TASK GOAL
Write out the stretch of the passage on creation worship from "If around you" through "in changing lives.", word for word.

Later in Bible times the people of Israel struggled and kept turning back to Baal and Asherah – fertility gods which had a lot to do with nature, and harvest and the cycles of seasons.

You would think that with the coming of Christ and the advance of the gospel that such a phenomena is long gone, but not completely.  In some parts of the world it has never been eradicated.  And surprisingly in the modern west where people have discarded biblical values, there is a return to the worship of creation.  This is clearly seen in two ways.

First people in general worship the environment by placing huge importance on it and focussing their energy on caring for the planet.  This was always something the Lord wanted people to do, among his first instructions to Adam and Eve in Eden.  However the care for the planet was something done in obedience to Christ, but society today has taken on planet care to an extreme where it has become almost worshipful.  For some people, it provides such meaning it has become the entire purpose of their lives.

But there is another way in which nature worship is growing, and it appears in this sense that people pray and talk to “the universe” as though it is conscious.  On a recent episode of  Alone, a survival show, a woman who caught a fish thanked “the universe” for giving her the fish.  It has become more and more common to see the universe as being somehow influential in the affairs of the lives of people.  It’s a form of worship.

There is nobody and no thing bigger than Christ.  He alone is worthy of worship.

If around you there are people who are turning to creation worship, it is because they have either forgotten, or cannot see the creator.  It is time to pray for them, and for society with renewed passion that will bring the creator back into focus.  The time is now to go to  our knees.  It is time for the good old-fashioned gospel to once again do its work of power in changing lives.

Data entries
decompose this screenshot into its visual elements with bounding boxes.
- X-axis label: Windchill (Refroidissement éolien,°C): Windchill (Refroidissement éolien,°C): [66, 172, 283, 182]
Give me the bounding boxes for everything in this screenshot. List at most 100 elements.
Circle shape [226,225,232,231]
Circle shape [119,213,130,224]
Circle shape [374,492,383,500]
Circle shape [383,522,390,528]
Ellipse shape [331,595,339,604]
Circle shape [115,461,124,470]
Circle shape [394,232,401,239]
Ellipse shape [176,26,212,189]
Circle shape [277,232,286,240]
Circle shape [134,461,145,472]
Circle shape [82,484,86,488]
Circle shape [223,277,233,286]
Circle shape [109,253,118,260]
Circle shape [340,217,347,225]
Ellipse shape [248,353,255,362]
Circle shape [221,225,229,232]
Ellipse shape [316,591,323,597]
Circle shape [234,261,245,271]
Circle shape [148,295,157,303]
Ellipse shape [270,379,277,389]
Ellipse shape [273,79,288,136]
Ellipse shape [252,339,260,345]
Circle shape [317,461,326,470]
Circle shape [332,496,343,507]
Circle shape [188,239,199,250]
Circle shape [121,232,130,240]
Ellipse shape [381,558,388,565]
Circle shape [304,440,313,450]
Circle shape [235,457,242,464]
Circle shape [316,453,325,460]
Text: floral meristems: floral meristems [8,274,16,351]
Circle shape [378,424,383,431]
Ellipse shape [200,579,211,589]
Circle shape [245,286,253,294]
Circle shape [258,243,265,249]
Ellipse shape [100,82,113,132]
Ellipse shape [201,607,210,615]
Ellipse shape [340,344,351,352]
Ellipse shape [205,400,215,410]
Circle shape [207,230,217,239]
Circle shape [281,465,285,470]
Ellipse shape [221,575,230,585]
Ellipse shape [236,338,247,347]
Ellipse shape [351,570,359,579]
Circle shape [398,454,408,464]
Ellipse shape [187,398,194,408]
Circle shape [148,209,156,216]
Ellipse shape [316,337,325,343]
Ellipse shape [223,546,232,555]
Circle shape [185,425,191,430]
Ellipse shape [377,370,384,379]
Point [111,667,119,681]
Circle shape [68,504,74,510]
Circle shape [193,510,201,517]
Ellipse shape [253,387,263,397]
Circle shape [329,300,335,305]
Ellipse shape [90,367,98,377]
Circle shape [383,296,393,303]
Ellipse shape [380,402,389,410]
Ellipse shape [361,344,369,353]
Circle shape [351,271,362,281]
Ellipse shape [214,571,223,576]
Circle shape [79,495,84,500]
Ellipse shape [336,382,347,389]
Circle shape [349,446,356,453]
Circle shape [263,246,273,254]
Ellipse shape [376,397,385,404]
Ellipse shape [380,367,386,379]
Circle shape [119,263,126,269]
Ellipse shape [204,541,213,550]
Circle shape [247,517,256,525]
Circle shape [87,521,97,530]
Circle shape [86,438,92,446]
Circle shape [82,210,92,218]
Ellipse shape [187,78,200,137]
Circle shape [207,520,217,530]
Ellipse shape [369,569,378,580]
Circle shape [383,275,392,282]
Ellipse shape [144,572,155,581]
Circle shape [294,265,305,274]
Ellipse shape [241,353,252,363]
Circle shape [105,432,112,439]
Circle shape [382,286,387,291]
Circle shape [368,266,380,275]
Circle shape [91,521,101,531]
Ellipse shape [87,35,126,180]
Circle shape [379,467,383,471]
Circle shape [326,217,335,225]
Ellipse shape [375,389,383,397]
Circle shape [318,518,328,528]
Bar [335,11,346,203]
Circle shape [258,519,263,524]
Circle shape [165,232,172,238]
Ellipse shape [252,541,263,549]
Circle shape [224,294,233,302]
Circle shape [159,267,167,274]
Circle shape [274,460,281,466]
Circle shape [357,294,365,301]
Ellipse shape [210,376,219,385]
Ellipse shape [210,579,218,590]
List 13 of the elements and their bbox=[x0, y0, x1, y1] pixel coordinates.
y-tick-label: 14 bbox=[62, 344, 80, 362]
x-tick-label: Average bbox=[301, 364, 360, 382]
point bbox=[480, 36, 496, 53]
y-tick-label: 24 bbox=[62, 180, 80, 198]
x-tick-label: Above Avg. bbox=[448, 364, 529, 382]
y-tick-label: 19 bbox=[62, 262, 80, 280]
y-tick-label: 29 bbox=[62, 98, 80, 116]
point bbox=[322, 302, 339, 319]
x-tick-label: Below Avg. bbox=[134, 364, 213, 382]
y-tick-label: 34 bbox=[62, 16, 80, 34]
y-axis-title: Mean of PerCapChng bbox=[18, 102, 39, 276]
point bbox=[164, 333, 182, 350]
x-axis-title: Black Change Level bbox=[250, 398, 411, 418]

...

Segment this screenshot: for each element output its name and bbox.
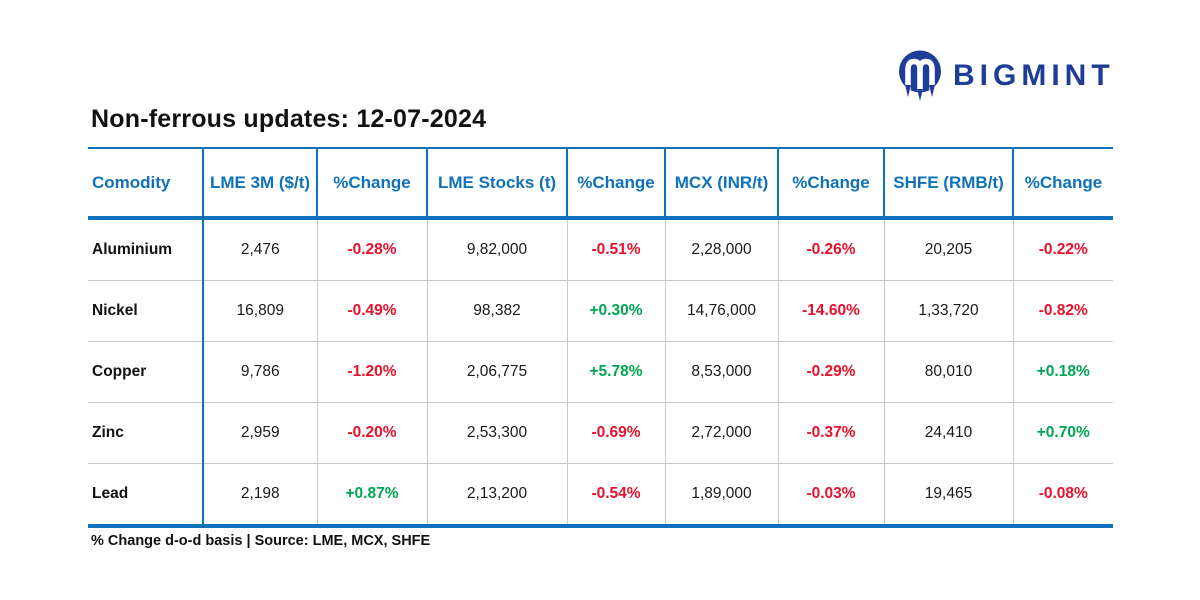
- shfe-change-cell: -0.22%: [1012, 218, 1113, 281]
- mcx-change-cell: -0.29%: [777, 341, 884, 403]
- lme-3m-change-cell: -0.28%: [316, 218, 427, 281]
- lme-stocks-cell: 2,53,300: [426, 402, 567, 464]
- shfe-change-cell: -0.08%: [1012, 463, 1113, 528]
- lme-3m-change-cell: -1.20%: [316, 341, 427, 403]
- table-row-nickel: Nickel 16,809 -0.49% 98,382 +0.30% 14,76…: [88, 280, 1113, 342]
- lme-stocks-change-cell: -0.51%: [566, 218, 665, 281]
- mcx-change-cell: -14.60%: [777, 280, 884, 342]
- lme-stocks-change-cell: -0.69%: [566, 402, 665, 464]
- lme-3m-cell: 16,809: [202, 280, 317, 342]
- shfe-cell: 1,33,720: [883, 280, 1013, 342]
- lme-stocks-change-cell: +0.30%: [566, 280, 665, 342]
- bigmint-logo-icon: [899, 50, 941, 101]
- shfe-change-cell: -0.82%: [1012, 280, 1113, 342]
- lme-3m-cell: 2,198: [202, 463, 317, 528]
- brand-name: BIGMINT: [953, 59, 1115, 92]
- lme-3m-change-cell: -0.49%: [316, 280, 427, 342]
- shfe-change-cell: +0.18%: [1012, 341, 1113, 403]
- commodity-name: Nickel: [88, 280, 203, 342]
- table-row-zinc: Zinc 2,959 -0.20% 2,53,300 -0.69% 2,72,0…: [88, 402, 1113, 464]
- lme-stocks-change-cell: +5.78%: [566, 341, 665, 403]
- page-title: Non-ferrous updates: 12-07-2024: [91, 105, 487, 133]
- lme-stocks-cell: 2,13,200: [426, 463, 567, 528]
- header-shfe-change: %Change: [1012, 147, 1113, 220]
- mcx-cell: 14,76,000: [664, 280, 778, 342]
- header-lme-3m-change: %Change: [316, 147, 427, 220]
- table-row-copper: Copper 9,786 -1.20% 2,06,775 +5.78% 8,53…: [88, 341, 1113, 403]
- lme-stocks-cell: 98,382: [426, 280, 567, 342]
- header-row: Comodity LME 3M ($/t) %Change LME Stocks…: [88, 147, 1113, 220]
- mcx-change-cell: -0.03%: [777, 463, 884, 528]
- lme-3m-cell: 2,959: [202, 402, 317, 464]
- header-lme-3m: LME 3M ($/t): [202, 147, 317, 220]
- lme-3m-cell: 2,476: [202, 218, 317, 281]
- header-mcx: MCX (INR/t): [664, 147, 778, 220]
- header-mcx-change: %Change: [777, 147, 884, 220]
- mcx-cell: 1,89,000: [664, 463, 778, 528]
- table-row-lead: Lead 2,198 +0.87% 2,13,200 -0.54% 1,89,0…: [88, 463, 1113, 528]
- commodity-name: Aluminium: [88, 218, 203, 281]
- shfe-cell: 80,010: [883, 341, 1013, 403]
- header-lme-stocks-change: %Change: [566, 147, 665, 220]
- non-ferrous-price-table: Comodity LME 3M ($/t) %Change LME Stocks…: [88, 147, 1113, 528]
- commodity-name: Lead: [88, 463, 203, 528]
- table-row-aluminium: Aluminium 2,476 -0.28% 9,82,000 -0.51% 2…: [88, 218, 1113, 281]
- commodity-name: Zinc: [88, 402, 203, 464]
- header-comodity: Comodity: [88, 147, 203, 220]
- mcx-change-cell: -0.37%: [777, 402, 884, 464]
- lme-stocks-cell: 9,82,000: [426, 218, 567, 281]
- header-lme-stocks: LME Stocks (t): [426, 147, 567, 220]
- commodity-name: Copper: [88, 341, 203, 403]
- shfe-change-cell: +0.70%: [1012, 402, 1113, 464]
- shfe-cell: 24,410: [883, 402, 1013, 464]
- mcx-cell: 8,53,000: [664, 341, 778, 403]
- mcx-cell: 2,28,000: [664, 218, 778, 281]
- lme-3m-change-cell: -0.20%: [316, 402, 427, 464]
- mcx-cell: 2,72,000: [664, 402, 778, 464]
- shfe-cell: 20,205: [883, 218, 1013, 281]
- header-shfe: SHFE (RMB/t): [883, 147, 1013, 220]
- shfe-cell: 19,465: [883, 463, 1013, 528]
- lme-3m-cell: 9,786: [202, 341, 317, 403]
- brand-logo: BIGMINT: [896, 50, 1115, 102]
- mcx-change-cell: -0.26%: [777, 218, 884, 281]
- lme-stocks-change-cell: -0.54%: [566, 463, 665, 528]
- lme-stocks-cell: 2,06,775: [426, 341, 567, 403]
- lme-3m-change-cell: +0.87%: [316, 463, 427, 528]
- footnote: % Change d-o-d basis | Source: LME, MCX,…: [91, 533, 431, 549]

==

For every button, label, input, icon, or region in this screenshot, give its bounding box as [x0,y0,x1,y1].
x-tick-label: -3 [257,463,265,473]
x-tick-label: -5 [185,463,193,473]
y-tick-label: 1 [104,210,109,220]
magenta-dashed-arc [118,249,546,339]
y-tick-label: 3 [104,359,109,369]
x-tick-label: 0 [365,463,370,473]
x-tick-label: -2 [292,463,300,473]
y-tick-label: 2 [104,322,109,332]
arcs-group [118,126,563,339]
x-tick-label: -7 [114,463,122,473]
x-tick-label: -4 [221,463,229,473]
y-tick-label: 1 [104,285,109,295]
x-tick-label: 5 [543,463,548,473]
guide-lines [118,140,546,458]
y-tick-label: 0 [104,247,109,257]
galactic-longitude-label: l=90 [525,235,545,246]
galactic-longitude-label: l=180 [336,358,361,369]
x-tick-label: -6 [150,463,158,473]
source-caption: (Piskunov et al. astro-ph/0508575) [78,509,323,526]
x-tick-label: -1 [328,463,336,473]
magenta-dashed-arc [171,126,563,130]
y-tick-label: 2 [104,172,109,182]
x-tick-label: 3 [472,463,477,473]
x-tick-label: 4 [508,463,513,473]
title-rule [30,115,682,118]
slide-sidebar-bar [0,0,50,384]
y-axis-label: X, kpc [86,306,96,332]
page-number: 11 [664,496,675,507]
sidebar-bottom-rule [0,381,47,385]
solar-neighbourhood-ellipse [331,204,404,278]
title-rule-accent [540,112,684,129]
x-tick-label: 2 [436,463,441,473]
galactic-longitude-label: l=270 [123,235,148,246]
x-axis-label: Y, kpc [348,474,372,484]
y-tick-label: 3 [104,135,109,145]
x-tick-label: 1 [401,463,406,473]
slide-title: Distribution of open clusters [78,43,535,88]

SOLUTION
If around you there are people who are turning to creation worship, it is because they have either forgotten, or cannot see the creator.  It is time to pray for them, and for society with renewed passion that will bring the creator back into focus.  The time is now to go to  our knees.  It is time for the good old-fashioned gospel to once again do its work of power in changing lives.